- **Your instructions**
Scan the records below. List lines holding "labels".

--- start of Task material ---

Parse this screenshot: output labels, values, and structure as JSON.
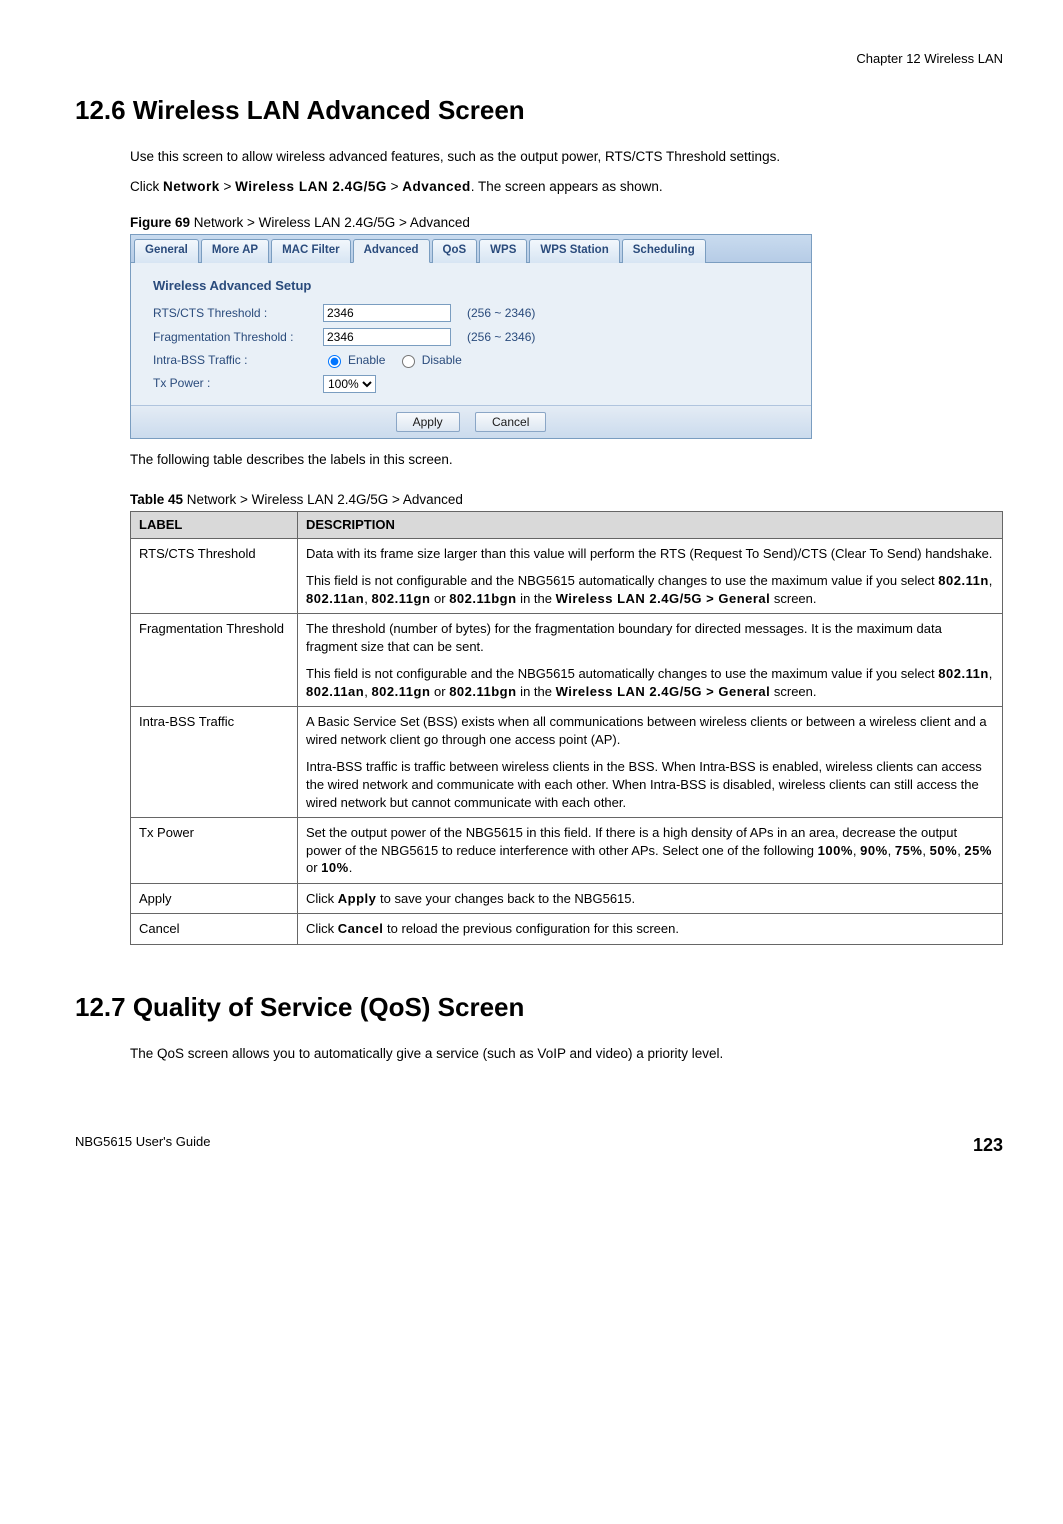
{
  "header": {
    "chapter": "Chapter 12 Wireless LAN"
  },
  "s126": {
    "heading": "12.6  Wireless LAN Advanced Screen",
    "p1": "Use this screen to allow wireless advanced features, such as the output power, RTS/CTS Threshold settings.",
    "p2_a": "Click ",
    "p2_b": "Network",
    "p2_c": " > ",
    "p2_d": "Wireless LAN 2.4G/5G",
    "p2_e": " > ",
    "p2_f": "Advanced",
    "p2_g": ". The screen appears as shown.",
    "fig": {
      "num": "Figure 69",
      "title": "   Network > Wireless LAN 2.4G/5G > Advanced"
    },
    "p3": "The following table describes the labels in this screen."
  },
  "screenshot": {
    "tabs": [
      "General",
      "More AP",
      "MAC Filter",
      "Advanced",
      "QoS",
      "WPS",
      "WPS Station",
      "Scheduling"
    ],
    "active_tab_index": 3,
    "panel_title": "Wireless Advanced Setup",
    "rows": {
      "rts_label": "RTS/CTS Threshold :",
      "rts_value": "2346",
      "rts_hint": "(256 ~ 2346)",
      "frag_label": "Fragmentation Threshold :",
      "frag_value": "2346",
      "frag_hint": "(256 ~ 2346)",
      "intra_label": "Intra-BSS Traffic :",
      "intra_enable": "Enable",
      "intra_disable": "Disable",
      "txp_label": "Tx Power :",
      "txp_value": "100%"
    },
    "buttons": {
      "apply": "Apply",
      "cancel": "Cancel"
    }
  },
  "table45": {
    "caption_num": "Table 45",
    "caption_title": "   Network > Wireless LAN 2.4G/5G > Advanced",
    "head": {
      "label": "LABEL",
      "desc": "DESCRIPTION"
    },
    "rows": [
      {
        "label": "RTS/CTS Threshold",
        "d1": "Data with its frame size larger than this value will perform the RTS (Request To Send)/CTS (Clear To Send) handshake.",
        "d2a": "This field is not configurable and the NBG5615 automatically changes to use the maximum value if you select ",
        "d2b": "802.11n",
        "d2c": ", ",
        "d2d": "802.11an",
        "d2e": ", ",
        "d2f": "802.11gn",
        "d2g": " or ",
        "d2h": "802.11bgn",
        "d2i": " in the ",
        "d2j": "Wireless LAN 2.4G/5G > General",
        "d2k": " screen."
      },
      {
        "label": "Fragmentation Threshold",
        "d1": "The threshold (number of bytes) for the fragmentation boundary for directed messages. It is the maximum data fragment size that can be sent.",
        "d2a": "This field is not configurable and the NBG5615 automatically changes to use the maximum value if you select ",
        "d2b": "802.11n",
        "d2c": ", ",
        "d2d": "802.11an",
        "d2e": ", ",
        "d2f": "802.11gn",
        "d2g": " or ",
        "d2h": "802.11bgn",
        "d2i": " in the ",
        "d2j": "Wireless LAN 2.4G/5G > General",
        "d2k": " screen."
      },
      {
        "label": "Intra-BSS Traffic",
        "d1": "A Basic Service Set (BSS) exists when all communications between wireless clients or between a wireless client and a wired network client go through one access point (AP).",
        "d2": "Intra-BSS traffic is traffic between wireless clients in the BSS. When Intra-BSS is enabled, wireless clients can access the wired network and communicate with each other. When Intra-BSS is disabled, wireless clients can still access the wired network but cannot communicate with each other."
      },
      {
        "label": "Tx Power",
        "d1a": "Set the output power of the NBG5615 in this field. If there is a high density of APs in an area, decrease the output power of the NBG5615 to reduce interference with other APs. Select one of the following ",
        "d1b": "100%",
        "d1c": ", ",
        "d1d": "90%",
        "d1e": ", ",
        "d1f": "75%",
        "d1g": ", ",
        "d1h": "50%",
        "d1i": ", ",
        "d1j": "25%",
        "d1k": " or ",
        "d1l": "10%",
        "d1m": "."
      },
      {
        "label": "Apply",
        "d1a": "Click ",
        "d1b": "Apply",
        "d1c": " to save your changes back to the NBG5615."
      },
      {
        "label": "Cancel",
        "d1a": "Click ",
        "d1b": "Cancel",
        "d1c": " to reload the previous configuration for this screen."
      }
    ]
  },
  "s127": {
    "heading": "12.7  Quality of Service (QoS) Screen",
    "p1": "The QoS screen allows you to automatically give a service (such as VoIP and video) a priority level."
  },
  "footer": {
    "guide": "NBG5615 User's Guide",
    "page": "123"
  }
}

--- end of Task material ---
--- start of Task material ---

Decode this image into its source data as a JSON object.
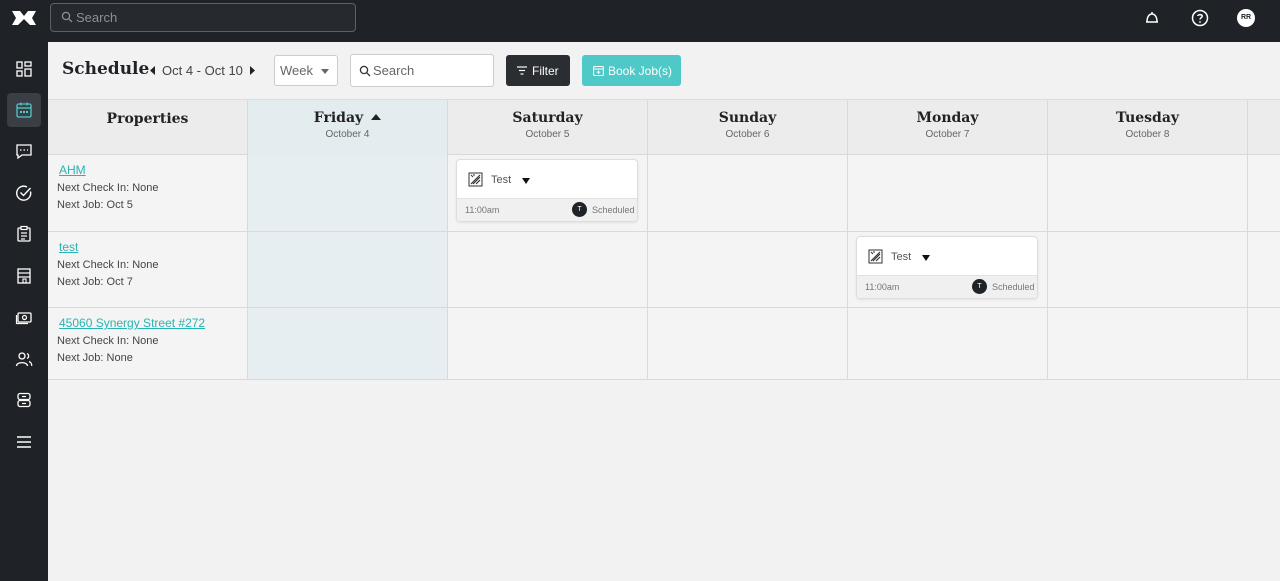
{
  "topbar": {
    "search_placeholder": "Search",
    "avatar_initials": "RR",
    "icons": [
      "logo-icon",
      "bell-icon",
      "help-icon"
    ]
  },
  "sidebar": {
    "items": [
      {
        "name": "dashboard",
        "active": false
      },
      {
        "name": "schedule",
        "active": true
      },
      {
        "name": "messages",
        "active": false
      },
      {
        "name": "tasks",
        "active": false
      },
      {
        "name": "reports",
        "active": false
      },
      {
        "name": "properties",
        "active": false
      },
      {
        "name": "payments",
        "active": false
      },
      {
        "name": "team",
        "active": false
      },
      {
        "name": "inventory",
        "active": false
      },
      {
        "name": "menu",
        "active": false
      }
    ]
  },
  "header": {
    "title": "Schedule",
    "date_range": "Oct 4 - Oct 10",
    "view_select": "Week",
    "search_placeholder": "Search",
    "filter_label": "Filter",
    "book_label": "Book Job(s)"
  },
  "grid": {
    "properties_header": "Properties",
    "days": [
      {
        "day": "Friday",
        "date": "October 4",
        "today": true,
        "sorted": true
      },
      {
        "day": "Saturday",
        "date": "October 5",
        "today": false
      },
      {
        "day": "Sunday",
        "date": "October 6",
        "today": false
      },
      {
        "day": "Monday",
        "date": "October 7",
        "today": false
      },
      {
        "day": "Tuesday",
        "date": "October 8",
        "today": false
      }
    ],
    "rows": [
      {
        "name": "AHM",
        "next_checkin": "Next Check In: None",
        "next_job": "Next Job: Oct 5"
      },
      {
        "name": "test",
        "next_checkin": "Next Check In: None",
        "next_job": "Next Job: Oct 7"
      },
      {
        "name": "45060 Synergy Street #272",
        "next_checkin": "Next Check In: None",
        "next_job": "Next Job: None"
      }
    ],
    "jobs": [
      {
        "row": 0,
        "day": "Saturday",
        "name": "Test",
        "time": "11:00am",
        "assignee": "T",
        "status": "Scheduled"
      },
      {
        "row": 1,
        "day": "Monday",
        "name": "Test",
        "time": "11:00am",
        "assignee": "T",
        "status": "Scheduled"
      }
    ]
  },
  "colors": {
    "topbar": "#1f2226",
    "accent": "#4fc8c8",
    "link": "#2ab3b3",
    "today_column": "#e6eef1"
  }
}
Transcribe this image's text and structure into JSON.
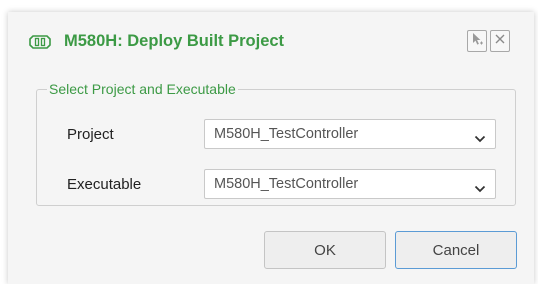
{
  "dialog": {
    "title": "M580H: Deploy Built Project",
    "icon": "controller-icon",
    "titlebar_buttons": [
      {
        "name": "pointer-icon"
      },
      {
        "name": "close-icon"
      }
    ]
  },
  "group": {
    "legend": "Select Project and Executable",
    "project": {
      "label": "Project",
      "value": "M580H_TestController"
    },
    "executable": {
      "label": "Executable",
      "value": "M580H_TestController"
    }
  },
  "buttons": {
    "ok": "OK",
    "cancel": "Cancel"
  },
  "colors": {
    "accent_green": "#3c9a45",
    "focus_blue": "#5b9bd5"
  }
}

--- end of Task material ---

- **Response for this exercise**
Parse this screenshot: output labels, values, and structure as JSON.
    "p3": "The following table describes the labels in this screen."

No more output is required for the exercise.